◆ **WHAT THE EXERCISE ASKS**
Nothing but the data, repeated exactly, belongs in the answer.

Stored dataset items
Start of Block

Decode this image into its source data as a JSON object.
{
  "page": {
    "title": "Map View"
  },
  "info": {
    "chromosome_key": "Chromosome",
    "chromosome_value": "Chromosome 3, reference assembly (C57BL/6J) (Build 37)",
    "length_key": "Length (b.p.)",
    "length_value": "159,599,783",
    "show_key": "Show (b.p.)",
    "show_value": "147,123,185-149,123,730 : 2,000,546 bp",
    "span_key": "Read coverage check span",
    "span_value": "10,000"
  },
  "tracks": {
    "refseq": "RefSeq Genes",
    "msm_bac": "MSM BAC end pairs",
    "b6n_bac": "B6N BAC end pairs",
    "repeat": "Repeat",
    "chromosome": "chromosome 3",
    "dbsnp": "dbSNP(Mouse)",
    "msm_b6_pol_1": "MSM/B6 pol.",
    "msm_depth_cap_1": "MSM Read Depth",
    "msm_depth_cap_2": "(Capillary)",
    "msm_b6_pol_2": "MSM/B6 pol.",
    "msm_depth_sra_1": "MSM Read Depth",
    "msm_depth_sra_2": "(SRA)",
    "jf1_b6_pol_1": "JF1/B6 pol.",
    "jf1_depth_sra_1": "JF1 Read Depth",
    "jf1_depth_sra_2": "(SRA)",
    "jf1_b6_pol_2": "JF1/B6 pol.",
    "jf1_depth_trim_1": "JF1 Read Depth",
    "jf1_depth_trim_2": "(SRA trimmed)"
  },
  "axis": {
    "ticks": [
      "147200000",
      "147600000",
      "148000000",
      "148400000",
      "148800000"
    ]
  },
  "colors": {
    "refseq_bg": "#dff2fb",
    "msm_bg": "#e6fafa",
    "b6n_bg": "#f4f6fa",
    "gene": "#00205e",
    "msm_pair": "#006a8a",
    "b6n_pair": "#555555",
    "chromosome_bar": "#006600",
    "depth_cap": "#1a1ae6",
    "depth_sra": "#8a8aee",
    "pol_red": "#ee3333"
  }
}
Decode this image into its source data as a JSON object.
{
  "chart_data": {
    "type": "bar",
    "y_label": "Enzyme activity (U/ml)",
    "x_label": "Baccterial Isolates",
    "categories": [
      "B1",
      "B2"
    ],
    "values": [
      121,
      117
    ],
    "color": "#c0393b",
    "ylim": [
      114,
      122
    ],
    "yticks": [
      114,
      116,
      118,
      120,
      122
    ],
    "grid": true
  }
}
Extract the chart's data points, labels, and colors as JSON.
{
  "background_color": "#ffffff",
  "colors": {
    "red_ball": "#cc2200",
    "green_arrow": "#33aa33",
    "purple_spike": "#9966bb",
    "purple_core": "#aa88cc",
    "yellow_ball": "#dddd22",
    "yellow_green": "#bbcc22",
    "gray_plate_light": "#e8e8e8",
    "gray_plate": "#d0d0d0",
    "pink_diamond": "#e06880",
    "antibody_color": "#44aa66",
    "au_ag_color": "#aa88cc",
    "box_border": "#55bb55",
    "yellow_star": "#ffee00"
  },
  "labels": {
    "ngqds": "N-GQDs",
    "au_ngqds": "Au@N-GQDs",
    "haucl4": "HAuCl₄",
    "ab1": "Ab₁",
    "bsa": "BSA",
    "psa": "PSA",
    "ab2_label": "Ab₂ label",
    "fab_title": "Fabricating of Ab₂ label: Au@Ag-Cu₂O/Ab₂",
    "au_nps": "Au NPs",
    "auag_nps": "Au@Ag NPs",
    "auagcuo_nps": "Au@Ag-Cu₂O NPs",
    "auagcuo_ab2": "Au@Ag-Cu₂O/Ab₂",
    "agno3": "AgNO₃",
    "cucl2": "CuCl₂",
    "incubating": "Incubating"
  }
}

End of Block

◆ **EXERCISE OUTPUT**
Decode this image into its source data as a JSON object.
{
  "page": {
    "title": "Map View"
  },
  "info": {
    "chromosome_key": "Chromosome",
    "chromosome_value": "Chromosome 3, reference assembly (C57BL/6J) (Build 37)",
    "length_key": "Length (b.p.)",
    "length_value": "159,599,783",
    "show_key": "Show (b.p.)",
    "show_value": "147,123,185-149,123,730 : 2,000,546 bp",
    "span_key": "Read coverage check span",
    "span_value": "10,000"
  },
  "tracks": {
    "refseq": "RefSeq Genes",
    "msm_bac": "MSM BAC end pairs",
    "b6n_bac": "B6N BAC end pairs",
    "repeat": "Repeat",
    "chromosome": "chromosome 3",
    "dbsnp": "dbSNP(Mouse)",
    "msm_b6_pol_1": "MSM/B6 pol.",
    "msm_depth_cap_1": "MSM Read Depth",
    "msm_depth_cap_2": "(Capillary)",
    "msm_b6_pol_2": "MSM/B6 pol.",
    "msm_depth_sra_1": "MSM Read Depth",
    "msm_depth_sra_2": "(SRA)",
    "jf1_b6_pol_1": "JF1/B6 pol.",
    "jf1_depth_sra_1": "JF1 Read Depth",
    "jf1_depth_sra_2": "(SRA)",
    "jf1_b6_pol_2": "JF1/B6 pol.",
    "jf1_depth_trim_1": "JF1 Read Depth",
    "jf1_depth_trim_2": "(SRA trimmed)"
  },
  "axis": {
    "ticks": [
      "147200000",
      "147600000",
      "148000000",
      "148400000",
      "148800000"
    ]
  },
  "colors": {
    "refseq_bg": "#dff2fb",
    "msm_bg": "#e6fafa",
    "b6n_bg": "#f4f6fa",
    "gene": "#00205e",
    "msm_pair": "#006a8a",
    "b6n_pair": "#555555",
    "chromosome_bar": "#006600",
    "depth_cap": "#1a1ae6",
    "depth_sra": "#8a8aee",
    "pol_red": "#ee3333"
  }
}
Decode this image into its source data as a JSON object.
{
  "chart_data": {
    "type": "bar",
    "y_label": "Enzyme activity (U/ml)",
    "x_label": "Baccterial Isolates",
    "categories": [
      "B1",
      "B2"
    ],
    "values": [
      121,
      117
    ],
    "color": "#c0393b",
    "ylim": [
      114,
      122
    ],
    "yticks": [
      114,
      116,
      118,
      120,
      122
    ],
    "grid": true
  }
}
Extract the chart's data points, labels, and colors as JSON.
{
  "background_color": "#ffffff",
  "colors": {
    "red_ball": "#cc2200",
    "green_arrow": "#33aa33",
    "purple_spike": "#9966bb",
    "purple_core": "#aa88cc",
    "yellow_ball": "#dddd22",
    "yellow_green": "#bbcc22",
    "gray_plate_light": "#e8e8e8",
    "gray_plate": "#d0d0d0",
    "pink_diamond": "#e06880",
    "antibody_color": "#44aa66",
    "au_ag_color": "#aa88cc",
    "box_border": "#55bb55",
    "yellow_star": "#ffee00"
  },
  "labels": {
    "ngqds": "N-GQDs",
    "au_ngqds": "Au@N-GQDs",
    "haucl4": "HAuCl₄",
    "ab1": "Ab₁",
    "bsa": "BSA",
    "psa": "PSA",
    "ab2_label": "Ab₂ label",
    "fab_title": "Fabricating of Ab₂ label: Au@Ag-Cu₂O/Ab₂",
    "au_nps": "Au NPs",
    "auag_nps": "Au@Ag NPs",
    "auagcuo_nps": "Au@Ag-Cu₂O NPs",
    "auagcuo_ab2": "Au@Ag-Cu₂O/Ab₂",
    "agno3": "AgNO₃",
    "cucl2": "CuCl₂",
    "incubating": "Incubating"
  }
}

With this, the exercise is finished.